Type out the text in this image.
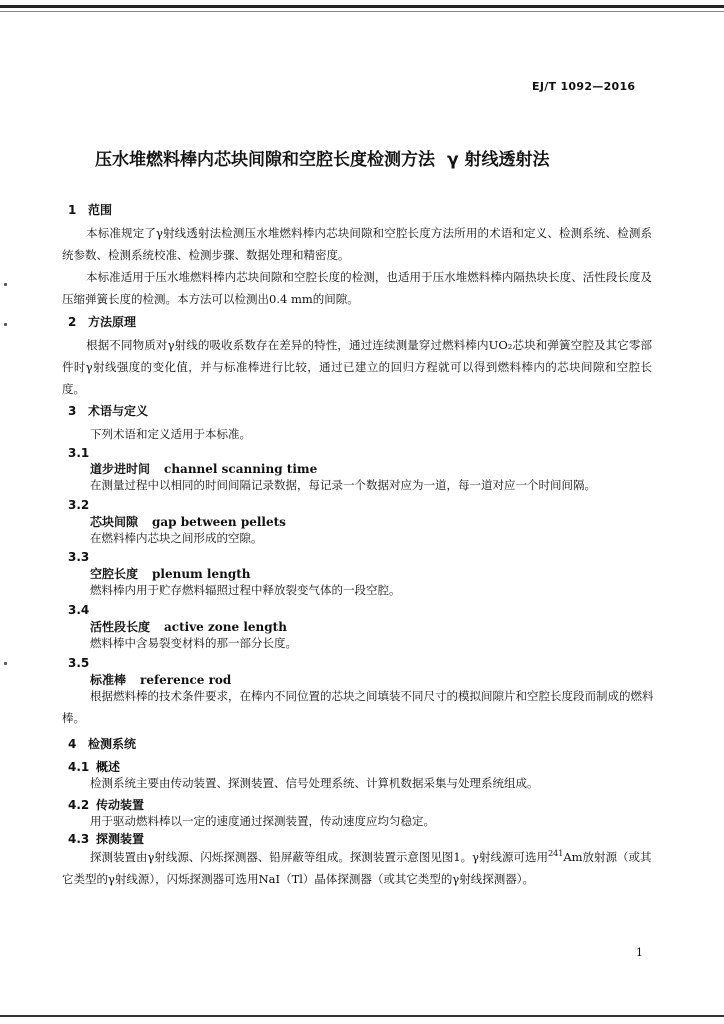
EJ/T 1092—2016
压水堆燃料棒内芯块间隙和空腔长度检测方法 γ 射线透射法
1 范围
本标准规定了γ射线透射法检测压水堆燃料棒内芯块间隙和空腔长度方法所用的术语和定义、检测系统、检测系统参数、检测系统校准、检测步骤、数据处理和精密度。
本标准适用于压水堆燃料棒内芯块间隙和空腔长度的检测，也适用于压水堆燃料棒内隔热块长度、活性段长度及压缩弹簧长度的检测。本方法可以检测出0.4 mm的间隙。
2 方法原理
根据不同物质对γ射线的吸收系数存在差异的特性，通过连续测量穿过燃料棒内UO₂芯块和弹簧空腔及其它零部件时γ射线强度的变化值，并与标准棒进行比较，通过已建立的回归方程就可以得到燃料棒内的芯块间隙和空腔长度。
3 术语与定义
下列术语和定义适用于本标准。
3.1
道步进时间 channel scanning time
在测量过程中以相同的时间间隔记录数据，每记录一个数据对应为一道，每一道对应一个时间间隔。
3.2
芯块间隙 gap between pellets
在燃料棒内芯块之间形成的空隙。
3.3
空腔长度 plenum length
燃料棒内用于贮存燃料辐照过程中释放裂变气体的一段空腔。
3.4
活性段长度 active zone length
燃料棒中含易裂变材料的那一部分长度。
3.5
标准棒 reference rod
根据燃料棒的技术条件要求，在棒内不同位置的芯块之间填装不同尺寸的模拟间隙片和空腔长度段而制成的燃料棒。
4 检测系统
4.1 概述
检测系统主要由传动装置、探测装置、信号处理系统、计算机数据采集与处理系统组成。
4.2 传动装置
用于驱动燃料棒以一定的速度通过探测装置，传动速度应均匀稳定。
4.3 探测装置
探测装置由γ射线源、闪烁探测器、铅屏蔽等组成。探测装置示意图见图1。γ射线源可选用$^{241}$Am放射源（或其它类型的γ射线源），闪烁探测器可选用NaI（Tl）晶体探测器（或其它类型的γ射线探测器）。
1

(EXERCISE PROMPT):
The records above must be transcribed exactly. Pictures are left out of the copy.

(FINISHED ANSWER):
Type out the text in this image.
EJ/T 1092—2016
压水堆燃料棒内芯块间隙和空腔长度检测方法 γ 射线透射法
1 范围
本标准规定了γ射线透射法检测压水堆燃料棒内芯块间隙和空腔长度方法所用的术语和定义、检测系统、检测系统参数、检测系统校准、检测步骤、数据处理和精密度。
本标准适用于压水堆燃料棒内芯块间隙和空腔长度的检测，也适用于压水堆燃料棒内隔热块长度、活性段长度及压缩弹簧长度的检测。本方法可以检测出0.4 mm的间隙。
2 方法原理
根据不同物质对γ射线的吸收系数存在差异的特性，通过连续测量穿过燃料棒内UO₂芯块和弹簧空腔及其它零部件时γ射线强度的变化值，并与标准棒进行比较，通过已建立的回归方程就可以得到燃料棒内的芯块间隙和空腔长度。
3 术语与定义
下列术语和定义适用于本标准。
3.1
道步进时间 channel scanning time
在测量过程中以相同的时间间隔记录数据，每记录一个数据对应为一道，每一道对应一个时间间隔。
3.2
芯块间隙 gap between pellets
在燃料棒内芯块之间形成的空隙。
3.3
空腔长度 plenum length
燃料棒内用于贮存燃料辐照过程中释放裂变气体的一段空腔。
3.4
活性段长度 active zone length
燃料棒中含易裂变材料的那一部分长度。
3.5
标准棒 reference rod
根据燃料棒的技术条件要求，在棒内不同位置的芯块之间填装不同尺寸的模拟间隙片和空腔长度段而制成的燃料棒。
4 检测系统
4.1 概述
检测系统主要由传动装置、探测装置、信号处理系统、计算机数据采集与处理系统组成。
4.2 传动装置
用于驱动燃料棒以一定的速度通过探测装置，传动速度应均匀稳定。
4.3 探测装置
探测装置由γ射线源、闪烁探测器、铅屏蔽等组成。探测装置示意图见图1。γ射线源可选用$^{241}$Am放射源（或其它类型的γ射线源），闪烁探测器可选用NaI（Tl）晶体探测器（或其它类型的γ射线探测器）。
1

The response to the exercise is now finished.